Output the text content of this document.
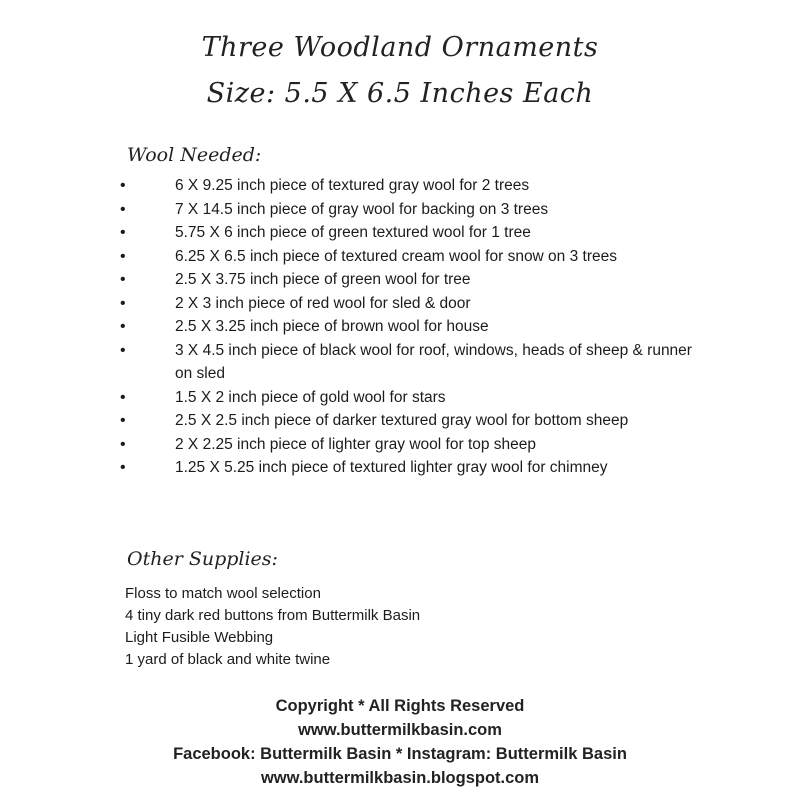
Three Woodland Ornaments
Size: 5.5 X 6.5 Inches Each
Wool Needed:
• 6 X 9.25 inch piece of textured gray wool for 2 trees
• 7 X 14.5 inch piece of gray wool for backing on 3 trees
• 5.75 X 6 inch piece of green textured wool for 1 tree
• 6.25 X 6.5 inch piece of textured cream wool for snow on 3 trees
• 2.5 X 3.75 inch piece of green wool for tree
• 2 X 3 inch piece of red wool for sled & door
• 2.5 X 3.25 inch piece of brown wool for house
• 3 X 4.5 inch piece of black wool for roof, windows, heads of sheep & runner on sled
• 1.5 X 2 inch piece of gold wool for stars
• 2.5 X 2.5 inch piece of darker textured gray wool for bottom sheep
• 2 X 2.25 inch piece of lighter gray wool for top sheep
• 1.25 X 5.25 inch piece of textured lighter gray wool for chimney
Other Supplies:
Floss to match wool selection
4 tiny dark red buttons from Buttermilk Basin
Light Fusible Webbing
1 yard of black and white twine
Copyright * All Rights Reserved
www.buttermilkbasin.com
Facebook: Buttermilk Basin * Instagram: Buttermilk Basin
www.buttermilkbasin.blogspot.com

::::::

*WHAT THE EXERCISE ASKS:* Quote every line of the records above exactly; no picture is to be copied.

*WRITTEN SOLUTION:*
Output the text content of this document.
Three Woodland Ornaments
Size: 5.5 X 6.5 Inches Each
Wool Needed:
• 6 X 9.25 inch piece of textured gray wool for 2 trees
• 7 X 14.5 inch piece of gray wool for backing on 3 trees
• 5.75 X 6 inch piece of green textured wool for 1 tree
• 6.25 X 6.5 inch piece of textured cream wool for snow on 3 trees
• 2.5 X 3.75 inch piece of green wool for tree
• 2 X 3 inch piece of red wool for sled & door
• 2.5 X 3.25 inch piece of brown wool for house
• 3 X 4.5 inch piece of black wool for roof, windows, heads of sheep & runner on sled
• 1.5 X 2 inch piece of gold wool for stars
• 2.5 X 2.5 inch piece of darker textured gray wool for bottom sheep
• 2 X 2.25 inch piece of lighter gray wool for top sheep
• 1.25 X 5.25 inch piece of textured lighter gray wool for chimney
Other Supplies:
Floss to match wool selection
4 tiny dark red buttons from Buttermilk Basin
Light Fusible Webbing
1 yard of black and white twine
Copyright * All Rights Reserved
www.buttermilkbasin.com
Facebook: Buttermilk Basin * Instagram: Buttermilk Basin
www.buttermilkbasin.blogspot.com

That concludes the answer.